• TASK DETAILS
State the number of lines that hold the string "name", with nothing added.

* * * * * * *

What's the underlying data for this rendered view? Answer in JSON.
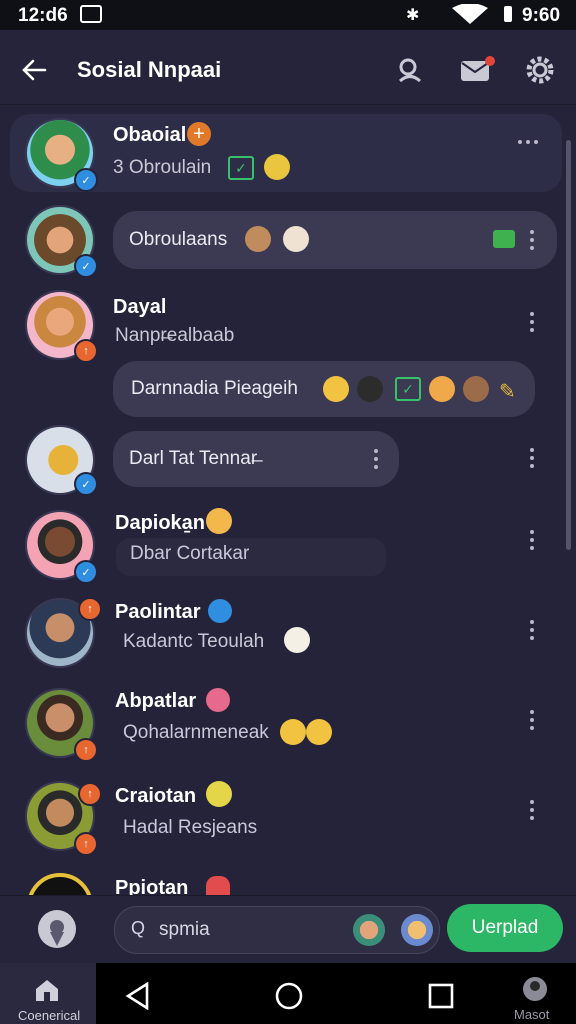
{
  "status_bar": {
    "time": "12:d6",
    "right_text": "9:60"
  },
  "header": {
    "title": "Sosial Nnpaai"
  },
  "contacts": [
    {
      "name": "Obaoial",
      "subtitle": "3 Obroulain"
    },
    {
      "bubble": "Obroulaans"
    },
    {
      "name": "Dayal",
      "subtitle": "Nanpr̶ealbaab",
      "bubble": "Darnnadia Pieageih"
    },
    {
      "bubble": "Darl Tat Tennar̶"
    },
    {
      "name": "Dapioka̱n",
      "subtitle": "Dbar Cortakar"
    },
    {
      "name": "Paolintar",
      "subtitle": "Kadantc Teoulah"
    },
    {
      "name": "Abpatlar",
      "subtitle": "Qohalarnmeneak"
    },
    {
      "name": "Craiotan",
      "subtitle": "Hadal Resjeans"
    },
    {
      "name": "Ppiotan"
    }
  ],
  "search": {
    "placeholder": "spmia"
  },
  "upload_button": {
    "label": "Uerplad"
  },
  "nav": {
    "left_label": "Coenerical",
    "right_label": "Masot"
  },
  "colors": {
    "accent_green": "#2bb765",
    "badge_blue": "#2f8ee0",
    "badge_orange": "#e8662f",
    "background": "#24233a"
  }
}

* * * * * * *

• RESULT FOR THIS TASK
7